Work to be completed:
Answer with the number of lines in the listing below that contain the word "text", and nothing else.

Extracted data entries
━━━━━━━━
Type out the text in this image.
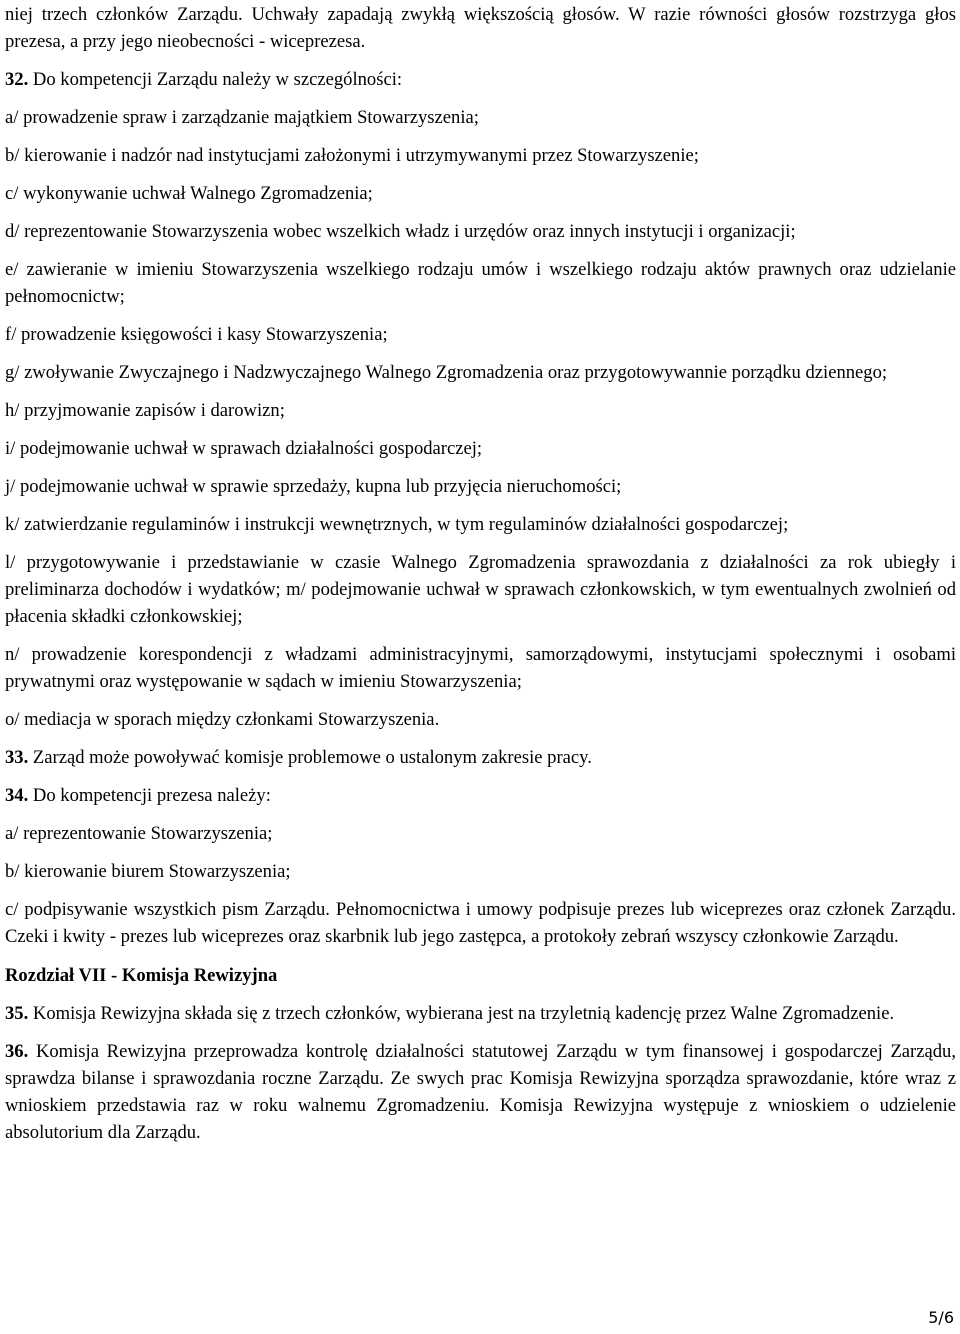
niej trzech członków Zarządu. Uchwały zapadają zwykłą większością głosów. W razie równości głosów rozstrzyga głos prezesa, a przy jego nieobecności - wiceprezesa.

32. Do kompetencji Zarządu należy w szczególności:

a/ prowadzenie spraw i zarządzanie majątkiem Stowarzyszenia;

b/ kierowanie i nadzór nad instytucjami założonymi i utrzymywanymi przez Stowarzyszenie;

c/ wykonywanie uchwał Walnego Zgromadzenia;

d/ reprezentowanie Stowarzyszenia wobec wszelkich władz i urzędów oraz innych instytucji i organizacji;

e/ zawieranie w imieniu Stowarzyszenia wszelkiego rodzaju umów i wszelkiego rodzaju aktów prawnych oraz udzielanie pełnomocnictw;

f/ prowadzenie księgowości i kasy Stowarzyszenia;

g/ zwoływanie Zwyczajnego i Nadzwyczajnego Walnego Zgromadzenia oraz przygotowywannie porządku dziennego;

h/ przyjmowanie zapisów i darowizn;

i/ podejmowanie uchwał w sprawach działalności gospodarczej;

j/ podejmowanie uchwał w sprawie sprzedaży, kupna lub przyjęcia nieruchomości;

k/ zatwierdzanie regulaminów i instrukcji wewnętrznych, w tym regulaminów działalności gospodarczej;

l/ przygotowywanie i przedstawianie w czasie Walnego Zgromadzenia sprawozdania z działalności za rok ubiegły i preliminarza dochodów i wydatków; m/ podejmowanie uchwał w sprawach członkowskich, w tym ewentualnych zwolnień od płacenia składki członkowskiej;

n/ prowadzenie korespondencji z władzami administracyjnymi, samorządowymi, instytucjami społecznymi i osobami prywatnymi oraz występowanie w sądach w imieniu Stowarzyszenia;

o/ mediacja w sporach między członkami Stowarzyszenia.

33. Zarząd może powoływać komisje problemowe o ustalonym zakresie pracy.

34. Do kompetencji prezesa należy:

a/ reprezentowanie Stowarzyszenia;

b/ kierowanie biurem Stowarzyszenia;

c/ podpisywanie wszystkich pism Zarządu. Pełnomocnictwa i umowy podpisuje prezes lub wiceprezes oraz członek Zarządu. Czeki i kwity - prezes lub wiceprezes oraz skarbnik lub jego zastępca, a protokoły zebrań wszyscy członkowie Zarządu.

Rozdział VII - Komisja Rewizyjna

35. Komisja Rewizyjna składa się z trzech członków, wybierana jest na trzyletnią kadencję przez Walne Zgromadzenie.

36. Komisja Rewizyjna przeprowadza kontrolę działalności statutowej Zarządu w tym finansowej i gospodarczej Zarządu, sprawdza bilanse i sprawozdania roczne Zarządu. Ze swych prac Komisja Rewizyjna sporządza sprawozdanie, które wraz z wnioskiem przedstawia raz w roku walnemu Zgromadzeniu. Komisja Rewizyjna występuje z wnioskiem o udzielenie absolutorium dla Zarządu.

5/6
━━━━━━━━
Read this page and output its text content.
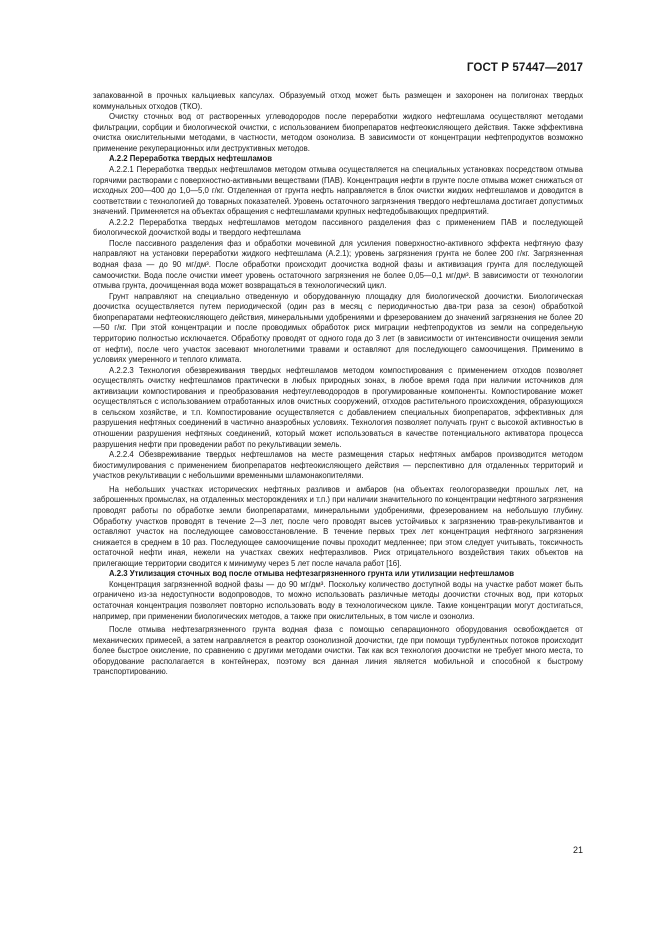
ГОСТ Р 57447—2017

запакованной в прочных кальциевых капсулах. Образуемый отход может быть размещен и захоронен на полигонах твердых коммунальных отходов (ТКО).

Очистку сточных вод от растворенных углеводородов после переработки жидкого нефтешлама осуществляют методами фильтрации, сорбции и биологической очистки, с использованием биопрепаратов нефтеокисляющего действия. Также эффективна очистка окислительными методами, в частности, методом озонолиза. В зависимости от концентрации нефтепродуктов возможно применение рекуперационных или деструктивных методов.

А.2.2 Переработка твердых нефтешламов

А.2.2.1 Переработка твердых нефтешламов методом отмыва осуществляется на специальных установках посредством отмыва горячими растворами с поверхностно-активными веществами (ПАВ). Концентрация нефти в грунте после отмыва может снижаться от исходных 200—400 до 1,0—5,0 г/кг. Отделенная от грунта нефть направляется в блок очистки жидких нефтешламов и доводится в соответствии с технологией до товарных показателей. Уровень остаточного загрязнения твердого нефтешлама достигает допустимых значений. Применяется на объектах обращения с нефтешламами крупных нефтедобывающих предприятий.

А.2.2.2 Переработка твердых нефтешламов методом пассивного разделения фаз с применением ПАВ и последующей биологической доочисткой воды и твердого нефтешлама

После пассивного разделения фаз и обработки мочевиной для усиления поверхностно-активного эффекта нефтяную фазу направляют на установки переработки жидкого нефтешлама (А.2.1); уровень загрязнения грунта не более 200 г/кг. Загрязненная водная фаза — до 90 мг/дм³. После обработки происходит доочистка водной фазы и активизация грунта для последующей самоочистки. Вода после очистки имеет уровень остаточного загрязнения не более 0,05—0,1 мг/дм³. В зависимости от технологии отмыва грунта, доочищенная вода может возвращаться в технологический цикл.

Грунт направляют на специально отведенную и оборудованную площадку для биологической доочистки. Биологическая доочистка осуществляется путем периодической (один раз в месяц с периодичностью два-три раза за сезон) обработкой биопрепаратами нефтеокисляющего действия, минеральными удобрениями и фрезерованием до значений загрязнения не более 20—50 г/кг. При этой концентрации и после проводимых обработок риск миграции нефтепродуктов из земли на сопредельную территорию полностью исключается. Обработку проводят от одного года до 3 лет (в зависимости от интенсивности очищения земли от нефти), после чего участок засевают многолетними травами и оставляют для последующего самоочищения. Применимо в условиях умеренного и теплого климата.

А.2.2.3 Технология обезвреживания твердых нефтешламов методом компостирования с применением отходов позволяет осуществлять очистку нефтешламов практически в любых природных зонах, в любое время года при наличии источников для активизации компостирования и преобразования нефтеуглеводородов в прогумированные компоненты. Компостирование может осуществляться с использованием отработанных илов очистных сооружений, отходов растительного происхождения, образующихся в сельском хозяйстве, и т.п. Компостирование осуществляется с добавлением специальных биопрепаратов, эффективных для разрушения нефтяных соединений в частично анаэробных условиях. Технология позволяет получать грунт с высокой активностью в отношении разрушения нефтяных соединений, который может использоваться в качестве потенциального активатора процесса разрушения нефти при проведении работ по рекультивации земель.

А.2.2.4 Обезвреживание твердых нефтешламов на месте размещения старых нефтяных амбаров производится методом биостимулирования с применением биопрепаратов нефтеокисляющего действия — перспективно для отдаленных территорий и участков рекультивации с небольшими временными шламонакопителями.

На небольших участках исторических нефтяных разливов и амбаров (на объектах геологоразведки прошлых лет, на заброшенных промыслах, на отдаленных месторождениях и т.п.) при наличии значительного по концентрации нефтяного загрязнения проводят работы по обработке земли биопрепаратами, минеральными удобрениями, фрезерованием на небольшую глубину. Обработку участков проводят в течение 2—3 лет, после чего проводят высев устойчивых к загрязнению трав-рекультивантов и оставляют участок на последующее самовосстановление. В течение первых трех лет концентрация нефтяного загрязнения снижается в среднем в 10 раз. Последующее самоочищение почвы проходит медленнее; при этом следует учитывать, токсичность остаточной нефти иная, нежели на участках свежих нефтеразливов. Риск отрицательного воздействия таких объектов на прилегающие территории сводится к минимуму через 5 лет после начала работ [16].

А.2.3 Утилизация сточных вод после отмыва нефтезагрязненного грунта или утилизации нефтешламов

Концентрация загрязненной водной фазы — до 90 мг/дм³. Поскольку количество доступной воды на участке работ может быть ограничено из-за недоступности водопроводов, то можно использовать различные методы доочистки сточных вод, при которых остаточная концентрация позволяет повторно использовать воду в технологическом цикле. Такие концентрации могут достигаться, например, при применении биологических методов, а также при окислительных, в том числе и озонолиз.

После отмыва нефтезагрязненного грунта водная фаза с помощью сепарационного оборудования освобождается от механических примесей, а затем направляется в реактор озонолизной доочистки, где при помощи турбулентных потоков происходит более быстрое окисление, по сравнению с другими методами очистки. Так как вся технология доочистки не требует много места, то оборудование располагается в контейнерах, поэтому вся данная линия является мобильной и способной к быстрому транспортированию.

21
━━━━━━━━
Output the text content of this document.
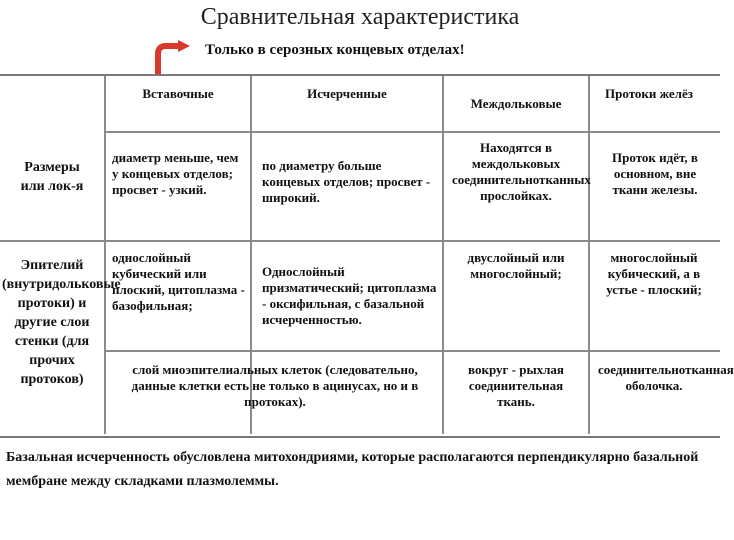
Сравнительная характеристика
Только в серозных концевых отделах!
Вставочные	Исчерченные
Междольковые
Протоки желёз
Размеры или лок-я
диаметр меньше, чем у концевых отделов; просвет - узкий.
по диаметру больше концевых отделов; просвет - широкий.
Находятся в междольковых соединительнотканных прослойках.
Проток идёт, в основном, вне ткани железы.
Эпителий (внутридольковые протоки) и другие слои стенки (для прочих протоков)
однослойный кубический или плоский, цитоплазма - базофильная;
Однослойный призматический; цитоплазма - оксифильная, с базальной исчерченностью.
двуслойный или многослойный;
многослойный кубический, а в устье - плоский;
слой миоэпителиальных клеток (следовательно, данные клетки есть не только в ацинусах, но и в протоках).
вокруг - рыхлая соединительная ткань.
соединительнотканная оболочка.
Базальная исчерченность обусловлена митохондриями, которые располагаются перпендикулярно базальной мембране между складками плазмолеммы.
━━━━━━━━
Task answer:
3